[Collected data]
· · · ·
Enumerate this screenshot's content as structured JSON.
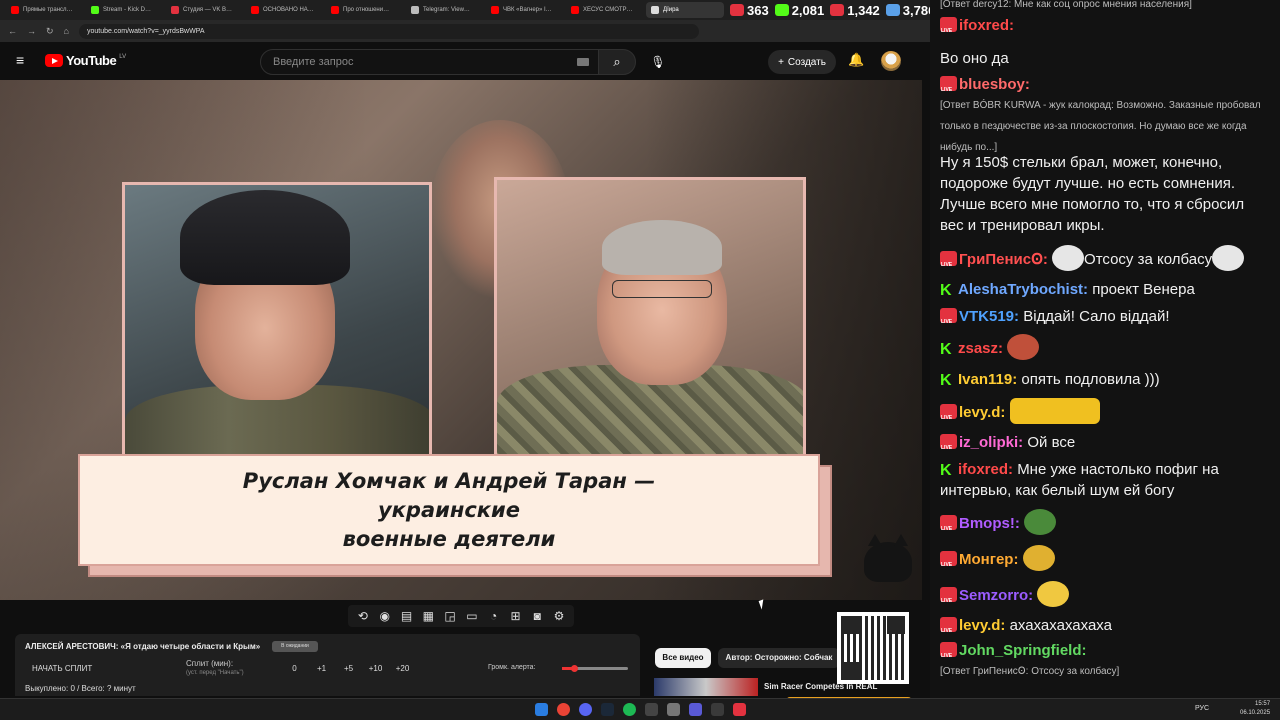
{
  "browser": {
    "tabs": [
      {
        "label": "Прямые трансл…",
        "color": "#ff0000"
      },
      {
        "label": "Stream - Kick D…",
        "color": "#53fc18"
      },
      {
        "label": "Студия — VK В…",
        "color": "#e3323f"
      },
      {
        "label": "ОСНОВАНО НА…",
        "color": "#ff0000"
      },
      {
        "label": "Про отношени…",
        "color": "#ff0000"
      },
      {
        "label": "Telegram: View…",
        "color": "#bbbbbb"
      },
      {
        "label": "ЧВК «Вагнер» I…",
        "color": "#ff0000"
      },
      {
        "label": "ХЕСУС СМОТР…",
        "color": "#ff0000"
      },
      {
        "label": "Дїира",
        "color": "#dddddd"
      }
    ],
    "url": "youtube.com/watch?v=_yyrdsBwWPA"
  },
  "stream_stats": [
    {
      "icon": "youtube-icon",
      "value": "363",
      "color": "#e3323f"
    },
    {
      "icon": "kick-icon",
      "value": "2,081",
      "color": "#53fc18"
    },
    {
      "icon": "vk-live-icon",
      "value": "1,342",
      "color": "#e3323f"
    },
    {
      "icon": "viewers-icon",
      "value": "3,786",
      "color": "#5aa0e8"
    }
  ],
  "youtube": {
    "logo": "YouTube",
    "country": "LV",
    "search_placeholder": "Введите запрос",
    "create_label": "Создать"
  },
  "video": {
    "caption_line1": "Руслан Хомчак и Андрей Таран — украинские",
    "caption_line2": "военные деятели"
  },
  "split_panel": {
    "title": "АЛЕКСЕЙ АРЕСТОВИЧ: «Я отдаю четыре области и Крым»",
    "badge": "В ожидании",
    "start_label": "НАЧАТЬ СПЛИТ",
    "split_min_label": "Сплит (мин):",
    "split_min_hint": "(уст. перед \"Начать\")",
    "buttons": [
      "0",
      "+1",
      "+5",
      "+10",
      "+20"
    ],
    "volume_label": "Громк. алерта:",
    "volume_level": 0.18,
    "summary": "Выкуплено: 0 / Всего: ? минут"
  },
  "recommendations": {
    "chip_all": "Все видео",
    "chip_author": "Автор: Осторожно: Собчак",
    "title": "Sim Racer Competes In REAL"
  },
  "chat": [
    {
      "platform": "live",
      "user": "ifoxred:",
      "color": "#ff4a4a",
      "text": "",
      "reply": "[Ответ dercy12: Мне как соц опрос мнения населения]"
    },
    {
      "platform": "none",
      "user": "",
      "color": "",
      "text": "Во оно да",
      "reply": ""
    },
    {
      "platform": "live",
      "user": "bluesboy:",
      "color": "#ff6a6a",
      "text": "",
      "reply": "[Ответ BÓBR KURWA - жук калокрад: Возможно. Заказные пробовал только в пездючестве из-за плоскостопия. Но думаю все же когда нибудь по...]"
    },
    {
      "platform": "none",
      "user": "",
      "color": "",
      "text": "Ну я 150$ стельки брал, может, конечно, подороже будут лучше. но есть сомнения. Лучше всего мне помогло то, что я сбросил вес и тренировал икры.",
      "reply": ""
    },
    {
      "platform": "live",
      "user": "ГриПенисꙨ:",
      "color": "#ff5050",
      "text": "Отсосу за колбасу",
      "reply": ""
    },
    {
      "platform": "kick",
      "user": "AleshaTrybochist:",
      "color": "#6fa8ff",
      "text": "проект Венера",
      "reply": ""
    },
    {
      "platform": "live",
      "user": "VTK519:",
      "color": "#4fa2ff",
      "text": "Віддай! Сало віддай!",
      "reply": ""
    },
    {
      "platform": "kick",
      "user": "zsasz:",
      "color": "#ff4a4a",
      "text": "",
      "reply": ""
    },
    {
      "platform": "kick",
      "user": "Ivan119:",
      "color": "#ffcc33",
      "text": "опять подловила )))",
      "reply": ""
    },
    {
      "platform": "live",
      "user": "levy.d:",
      "color": "#ffcc33",
      "text": "",
      "reply": ""
    },
    {
      "platform": "live",
      "user": "iz_olipki:",
      "color": "#ff6ad5",
      "text": "Ой все",
      "reply": ""
    },
    {
      "platform": "kick",
      "user": "ifoxred:",
      "color": "#ff4a4a",
      "text": "Мне уже настолько пофиг на интервью, как белый шум ей богу",
      "reply": ""
    },
    {
      "platform": "live",
      "user": "Вmops!:",
      "color": "#b05cff",
      "text": "",
      "reply": ""
    },
    {
      "platform": "live",
      "user": "Монгер:",
      "color": "#ffaa33",
      "text": "",
      "reply": ""
    },
    {
      "platform": "live",
      "user": "Semzorro:",
      "color": "#9b5cff",
      "text": "",
      "reply": ""
    },
    {
      "platform": "live",
      "user": "levy.d:",
      "color": "#ffcc33",
      "text": "ахахахахахаха",
      "reply": ""
    },
    {
      "platform": "live",
      "user": "John_Springfield:",
      "color": "#62d962",
      "text": "",
      "reply": "[Ответ ГриПенисꙨ: Отсосу за колбасу]"
    }
  ],
  "taskbar": {
    "lang": "РУС",
    "time": "15:57",
    "date": "06.10.2025"
  }
}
· · · ·
* _Task description_
From the entries above, copy every line containing the word "icon".

* _Solution_
      "icon": "youtube-icon",
      "icon": "kick-icon",
      "icon": "vk-live-icon",
      "icon": "viewers-icon",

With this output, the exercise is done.